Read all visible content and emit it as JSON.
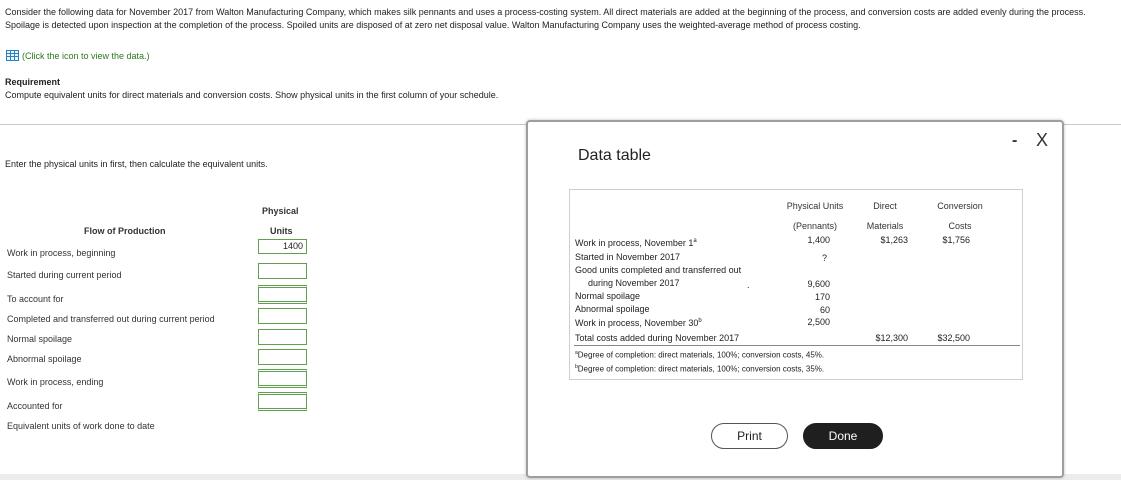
{
  "intro": "Consider the following data for November 2017 from Walton Manufacturing Company, which makes silk pennants and uses a process-costing system. All direct materials are added at the beginning of the process, and conversion costs are added evenly during the process. Spoilage is detected upon inspection at the completion of the process. Spoiled units are disposed of at zero net disposal value. Walton Manufacturing Company uses the weighted-average method of process costing.",
  "data_link": "(Click the icon to view the data.)",
  "requirement": {
    "title": "Requirement",
    "text": "Compute equivalent units for direct materials and conversion costs. Show physical units in the first column of your schedule."
  },
  "instruction": "Enter the physical units in first, then calculate the equivalent units.",
  "schedule": {
    "col_physical": "Physical",
    "col_units": "Units",
    "col_flow": "Flow of Production",
    "rows": [
      {
        "label": "Work in process, beginning",
        "value": "1400"
      },
      {
        "label": "Started during current period",
        "value": ""
      },
      {
        "label": "To account for",
        "value": ""
      },
      {
        "label": "Completed and transferred out during current period",
        "value": ""
      },
      {
        "label": "Normal spoilage",
        "value": ""
      },
      {
        "label": "Abnormal spoilage",
        "value": ""
      },
      {
        "label": "Work in process, ending",
        "value": ""
      },
      {
        "label": "Accounted for",
        "value": ""
      },
      {
        "label": "Equivalent units of work done to date",
        "value": ""
      }
    ]
  },
  "modal": {
    "title": "Data table",
    "minimize": "-",
    "close": "X",
    "table": {
      "headers": {
        "pu1": "Physical Units",
        "pu2": "(Pennants)",
        "dm1": "Direct",
        "dm2": "Materials",
        "cc1": "Conversion",
        "cc2": "Costs"
      },
      "rows": [
        {
          "label": "Work in process, November 1",
          "sup": "a",
          "pu": "1,400",
          "dm": "$1,263",
          "cc": "$1,756"
        },
        {
          "label": "Started in November 2017",
          "pu": "?"
        },
        {
          "label": "Good units completed and transferred out"
        },
        {
          "label": "during November 2017",
          "pu": "9,600"
        },
        {
          "label": "Normal spoilage",
          "pu": "170"
        },
        {
          "label": "Abnormal spoilage",
          "pu": "60"
        },
        {
          "label": "Work in process, November 30",
          "sup": "b",
          "pu": "2,500"
        },
        {
          "label": "Total costs added during November 2017",
          "dm": "$12,300",
          "cc": "$32,500"
        }
      ],
      "footnotes": [
        {
          "mark": "a",
          "text": "Degree of completion: direct materials, 100%; conversion costs, 45%."
        },
        {
          "mark": "b",
          "text": "Degree of completion: direct materials, 100%; conversion costs, 35%."
        }
      ],
      "stray_dot": "."
    },
    "buttons": {
      "print": "Print",
      "done": "Done"
    }
  },
  "colors": {
    "accent": "#5fa14c",
    "link": "#2c7a1c",
    "done_bg": "#1f1f1f"
  }
}
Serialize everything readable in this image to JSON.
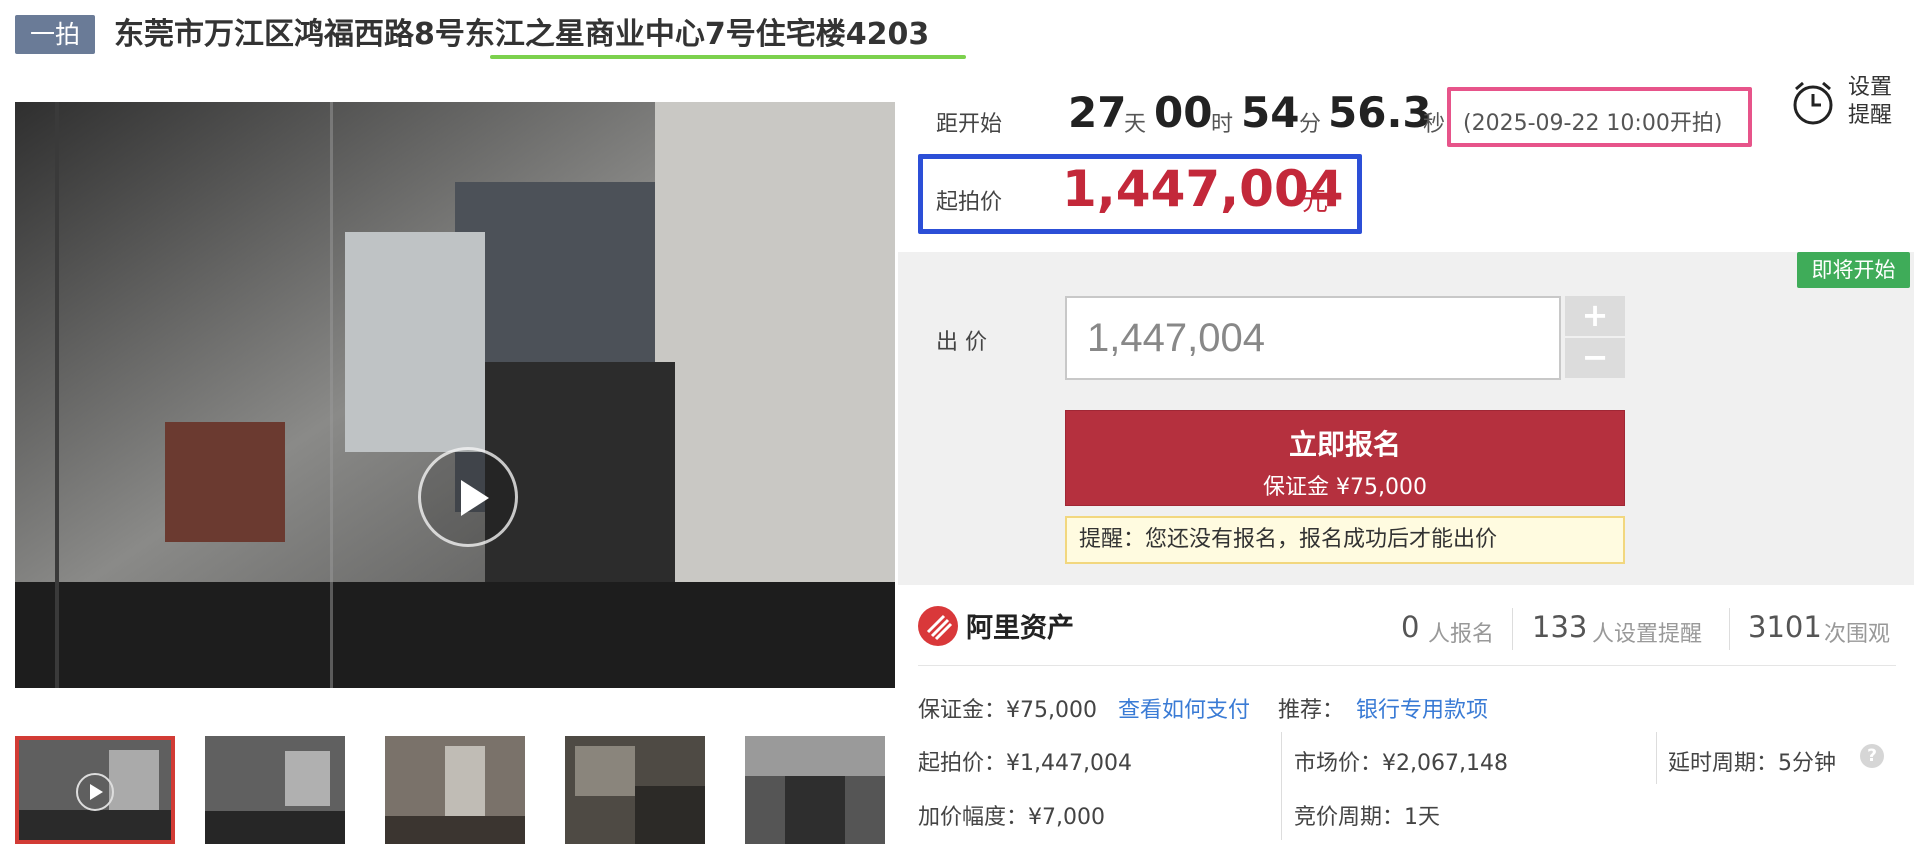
{
  "header": {
    "badge": "一拍",
    "title": "东莞市万江区鸿福西路8号东江之星商业中心7号住宅楼4203"
  },
  "countdown": {
    "label": "距开始",
    "days": "27",
    "days_unit": "天",
    "hours": "00",
    "hours_unit": "时",
    "minutes": "54",
    "minutes_unit": "分",
    "seconds": "56.3",
    "seconds_unit": "秒",
    "start_time": "(2025-09-22 10:00开拍)"
  },
  "reminder": {
    "line1": "设置",
    "line2": "提醒",
    "icon": "alarm-clock-icon"
  },
  "start_price": {
    "label": "起拍价",
    "value": "1,447,004",
    "unit": "元"
  },
  "status_tag": "即将开始",
  "bid": {
    "label": "出 价",
    "input_value": "1,447,004",
    "plus": "+",
    "minus": "−",
    "signup_label": "立即报名",
    "deposit_label": "保证金 ¥75,000",
    "notice": "提醒：您还没有报名，报名成功后才能出价"
  },
  "stats": {
    "brand": "阿里资产",
    "signups_num": "0",
    "signups_label": "人报名",
    "reminders_num": "133",
    "reminders_label": "人设置提醒",
    "views_num": "3101",
    "views_label": "次围观"
  },
  "info": {
    "deposit": "保证金：¥75,000",
    "how_to_pay": "查看如何支付",
    "recommend_label": "推荐：",
    "recommend_link": "银行专用款项",
    "start_price": "起拍价：¥1,447,004",
    "market_price": "市场价：¥2,067,148",
    "delay_period": "延时周期：5分钟",
    "increment": "加价幅度：¥7,000",
    "bid_period": "竞价周期：1天",
    "help_icon": "?"
  },
  "colors": {
    "accent_red": "#b5303e",
    "price_red": "#c3283a",
    "status_green": "#3fac59"
  }
}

» Work to be completed
Do not include images; quote all of the entries above exactly.

» Finished task
Read all visible content and emit it as JSON.
{
  "intro": "Consider the following data for November 2017 from Walton Manufacturing Company, which makes silk pennants and uses a process-costing system. All direct materials are added at the beginning of the process, and conversion costs are added evenly during the process. Spoilage is detected upon inspection at the completion of the process. Spoiled units are disposed of at zero net disposal value. Walton Manufacturing Company uses the weighted-average method of process costing.",
  "data_link": "(Click the icon to view the data.)",
  "requirement": {
    "title": "Requirement",
    "text": "Compute equivalent units for direct materials and conversion costs. Show physical units in the first column of your schedule."
  },
  "instruction": "Enter the physical units in first, then calculate the equivalent units.",
  "schedule": {
    "col_physical": "Physical",
    "col_units": "Units",
    "col_flow": "Flow of Production",
    "rows": [
      {
        "label": "Work in process, beginning",
        "value": "1400"
      },
      {
        "label": "Started during current period",
        "value": ""
      },
      {
        "label": "To account for",
        "value": ""
      },
      {
        "label": "Completed and transferred out during current period",
        "value": ""
      },
      {
        "label": "Normal spoilage",
        "value": ""
      },
      {
        "label": "Abnormal spoilage",
        "value": ""
      },
      {
        "label": "Work in process, ending",
        "value": ""
      },
      {
        "label": "Accounted for",
        "value": ""
      },
      {
        "label": "Equivalent units of work done to date",
        "value": ""
      }
    ]
  },
  "modal": {
    "title": "Data table",
    "minimize": "-",
    "close": "X",
    "table": {
      "headers": {
        "pu1": "Physical Units",
        "pu2": "(Pennants)",
        "dm1": "Direct",
        "dm2": "Materials",
        "cc1": "Conversion",
        "cc2": "Costs"
      },
      "rows": [
        {
          "label": "Work in process, November 1",
          "sup": "a",
          "pu": "1,400",
          "dm": "$1,263",
          "cc": "$1,756"
        },
        {
          "label": "Started in November 2017",
          "pu": "?"
        },
        {
          "label": "Good units completed and transferred out"
        },
        {
          "label": "during November 2017",
          "pu": "9,600"
        },
        {
          "label": "Normal spoilage",
          "pu": "170"
        },
        {
          "label": "Abnormal spoilage",
          "pu": "60"
        },
        {
          "label": "Work in process, November 30",
          "sup": "b",
          "pu": "2,500"
        },
        {
          "label": "Total costs added during November 2017",
          "dm": "$12,300",
          "cc": "$32,500"
        }
      ],
      "footnotes": [
        {
          "mark": "a",
          "text": "Degree of completion: direct materials, 100%; conversion costs, 45%."
        },
        {
          "mark": "b",
          "text": "Degree of completion: direct materials, 100%; conversion costs, 35%."
        }
      ],
      "stray_dot": "."
    },
    "buttons": {
      "print": "Print",
      "done": "Done"
    }
  },
  "colors": {
    "accent": "#5fa14c",
    "link": "#2c7a1c",
    "done_bg": "#1f1f1f"
  }
}
Serialize everything readable in this image to JSON.
{
  "header": {
    "badge": "一拍",
    "title": "东莞市万江区鸿福西路8号东江之星商业中心7号住宅楼4203"
  },
  "countdown": {
    "label": "距开始",
    "days": "27",
    "days_unit": "天",
    "hours": "00",
    "hours_unit": "时",
    "minutes": "54",
    "minutes_unit": "分",
    "seconds": "56.3",
    "seconds_unit": "秒",
    "start_time": "(2025-09-22 10:00开拍)"
  },
  "reminder": {
    "line1": "设置",
    "line2": "提醒",
    "icon": "alarm-clock-icon"
  },
  "start_price": {
    "label": "起拍价",
    "value": "1,447,004",
    "unit": "元"
  },
  "status_tag": "即将开始",
  "bid": {
    "label": "出 价",
    "input_value": "1,447,004",
    "plus": "+",
    "minus": "−",
    "signup_label": "立即报名",
    "deposit_label": "保证金 ¥75,000",
    "notice": "提醒：您还没有报名，报名成功后才能出价"
  },
  "stats": {
    "brand": "阿里资产",
    "signups_num": "0",
    "signups_label": "人报名",
    "reminders_num": "133",
    "reminders_label": "人设置提醒",
    "views_num": "3101",
    "views_label": "次围观"
  },
  "info": {
    "deposit": "保证金：¥75,000",
    "how_to_pay": "查看如何支付",
    "recommend_label": "推荐：",
    "recommend_link": "银行专用款项",
    "start_price": "起拍价：¥1,447,004",
    "market_price": "市场价：¥2,067,148",
    "delay_period": "延时周期：5分钟",
    "increment": "加价幅度：¥7,000",
    "bid_period": "竞价周期：1天",
    "help_icon": "?"
  },
  "colors": {
    "accent_red": "#b5303e",
    "price_red": "#c3283a",
    "status_green": "#3fac59"
  }
}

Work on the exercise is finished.